State how many lines contain "dotting", and write nothing except that count.

********

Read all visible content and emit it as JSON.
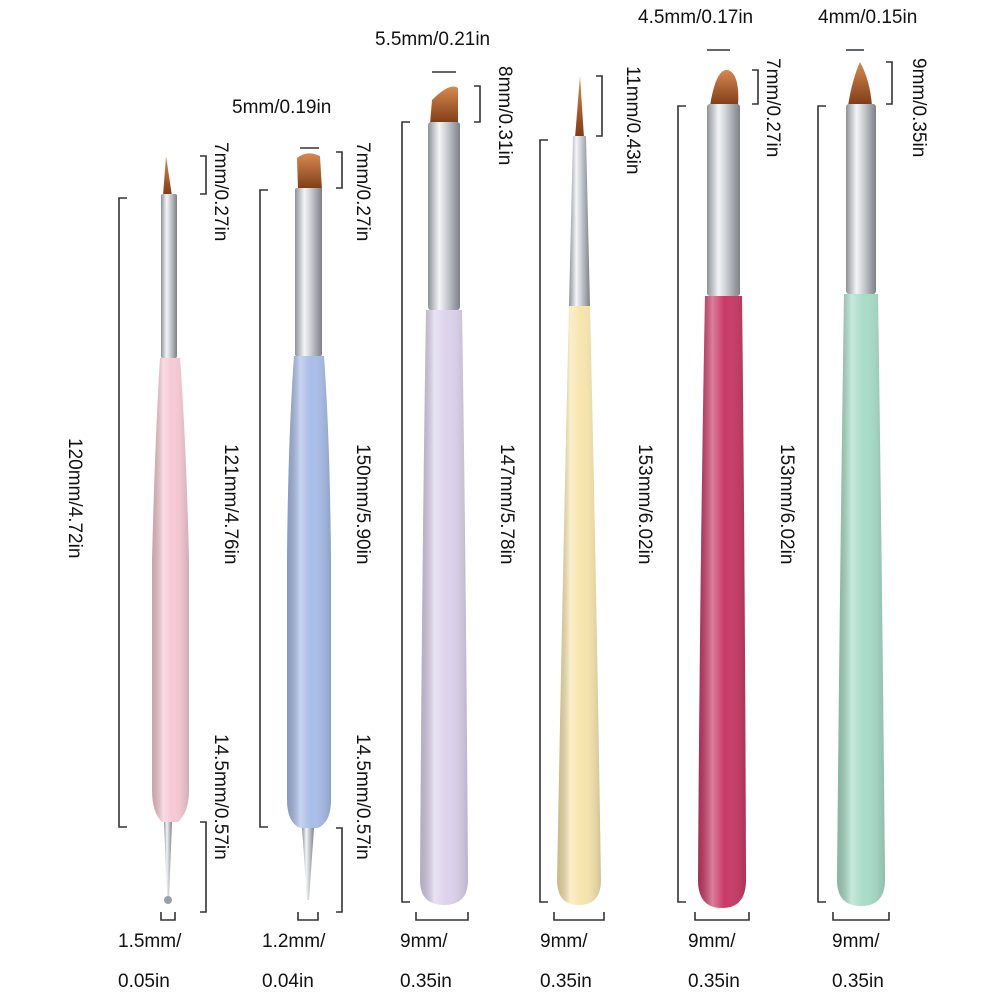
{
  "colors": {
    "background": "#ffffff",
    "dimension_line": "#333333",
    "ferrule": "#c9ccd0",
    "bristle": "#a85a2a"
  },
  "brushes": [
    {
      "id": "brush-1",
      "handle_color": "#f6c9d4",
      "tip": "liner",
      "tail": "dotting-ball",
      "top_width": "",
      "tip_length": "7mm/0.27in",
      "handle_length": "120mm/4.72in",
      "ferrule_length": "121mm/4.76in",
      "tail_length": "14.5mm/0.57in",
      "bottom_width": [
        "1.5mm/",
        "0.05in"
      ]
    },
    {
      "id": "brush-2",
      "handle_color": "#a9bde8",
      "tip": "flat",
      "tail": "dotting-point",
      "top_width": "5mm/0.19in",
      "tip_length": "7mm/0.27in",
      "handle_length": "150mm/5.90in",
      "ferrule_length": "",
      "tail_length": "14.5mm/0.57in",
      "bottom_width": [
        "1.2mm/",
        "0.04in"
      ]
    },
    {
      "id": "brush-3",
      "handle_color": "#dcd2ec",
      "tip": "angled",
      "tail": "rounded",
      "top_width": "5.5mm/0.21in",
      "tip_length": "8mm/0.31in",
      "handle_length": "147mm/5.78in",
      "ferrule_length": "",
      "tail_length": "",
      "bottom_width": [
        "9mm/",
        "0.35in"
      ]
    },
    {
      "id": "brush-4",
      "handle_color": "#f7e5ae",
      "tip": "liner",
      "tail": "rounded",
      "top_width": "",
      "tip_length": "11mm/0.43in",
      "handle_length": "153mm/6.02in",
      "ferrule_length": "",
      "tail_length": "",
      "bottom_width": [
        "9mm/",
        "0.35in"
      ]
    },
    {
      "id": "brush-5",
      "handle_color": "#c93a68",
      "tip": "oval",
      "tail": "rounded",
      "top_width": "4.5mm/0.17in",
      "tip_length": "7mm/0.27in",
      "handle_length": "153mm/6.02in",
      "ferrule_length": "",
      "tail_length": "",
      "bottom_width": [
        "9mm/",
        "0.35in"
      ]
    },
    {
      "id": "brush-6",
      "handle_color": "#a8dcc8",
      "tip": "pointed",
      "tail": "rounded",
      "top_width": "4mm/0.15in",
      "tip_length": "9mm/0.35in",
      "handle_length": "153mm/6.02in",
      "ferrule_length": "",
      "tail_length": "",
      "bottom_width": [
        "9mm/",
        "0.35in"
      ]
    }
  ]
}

********

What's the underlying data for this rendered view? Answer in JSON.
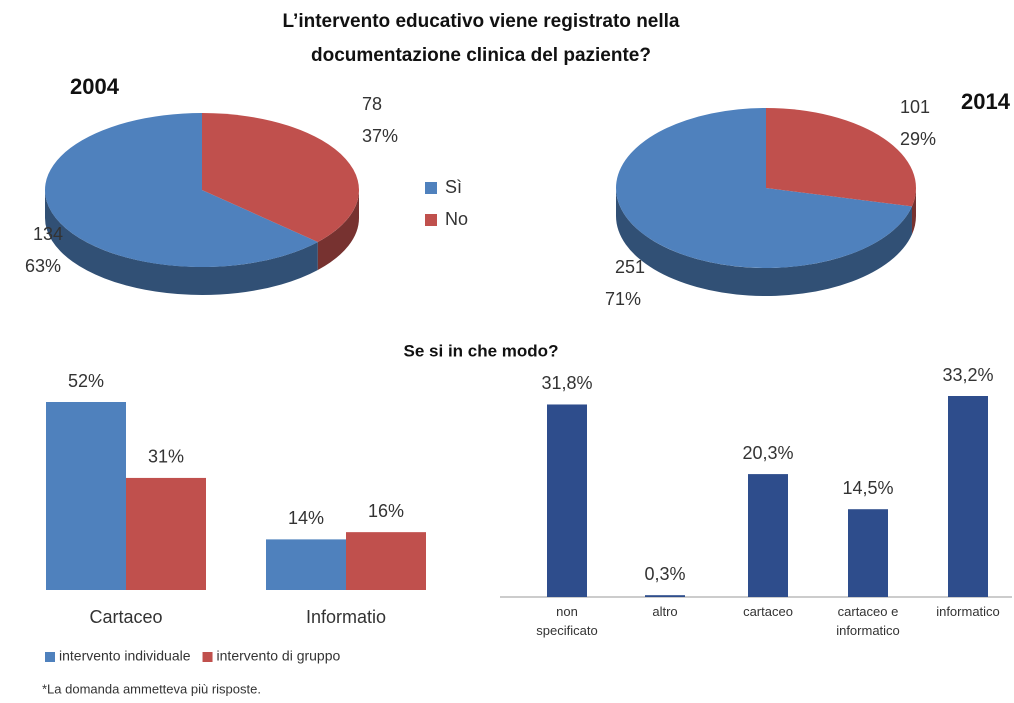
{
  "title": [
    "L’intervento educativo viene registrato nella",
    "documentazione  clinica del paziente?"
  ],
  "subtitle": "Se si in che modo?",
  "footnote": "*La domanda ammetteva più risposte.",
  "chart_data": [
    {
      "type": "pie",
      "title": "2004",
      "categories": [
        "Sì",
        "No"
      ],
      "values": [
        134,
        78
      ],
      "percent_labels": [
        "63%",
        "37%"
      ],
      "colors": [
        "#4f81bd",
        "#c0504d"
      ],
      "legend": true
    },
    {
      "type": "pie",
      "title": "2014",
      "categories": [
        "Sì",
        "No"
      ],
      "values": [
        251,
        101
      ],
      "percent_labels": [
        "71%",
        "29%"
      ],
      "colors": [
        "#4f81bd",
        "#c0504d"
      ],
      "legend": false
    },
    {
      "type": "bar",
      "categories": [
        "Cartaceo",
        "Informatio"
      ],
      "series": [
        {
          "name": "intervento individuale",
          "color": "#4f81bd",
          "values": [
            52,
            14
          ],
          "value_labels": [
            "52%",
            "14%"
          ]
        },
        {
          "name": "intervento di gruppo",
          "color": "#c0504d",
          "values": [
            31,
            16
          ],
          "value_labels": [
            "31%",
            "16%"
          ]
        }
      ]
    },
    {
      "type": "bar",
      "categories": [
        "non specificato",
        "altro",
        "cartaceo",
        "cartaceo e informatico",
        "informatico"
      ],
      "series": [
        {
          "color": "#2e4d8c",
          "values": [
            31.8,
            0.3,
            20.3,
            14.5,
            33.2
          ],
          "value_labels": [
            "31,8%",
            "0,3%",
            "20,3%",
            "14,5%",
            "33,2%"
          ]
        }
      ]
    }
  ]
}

********

**WRITTEN REPLY**
2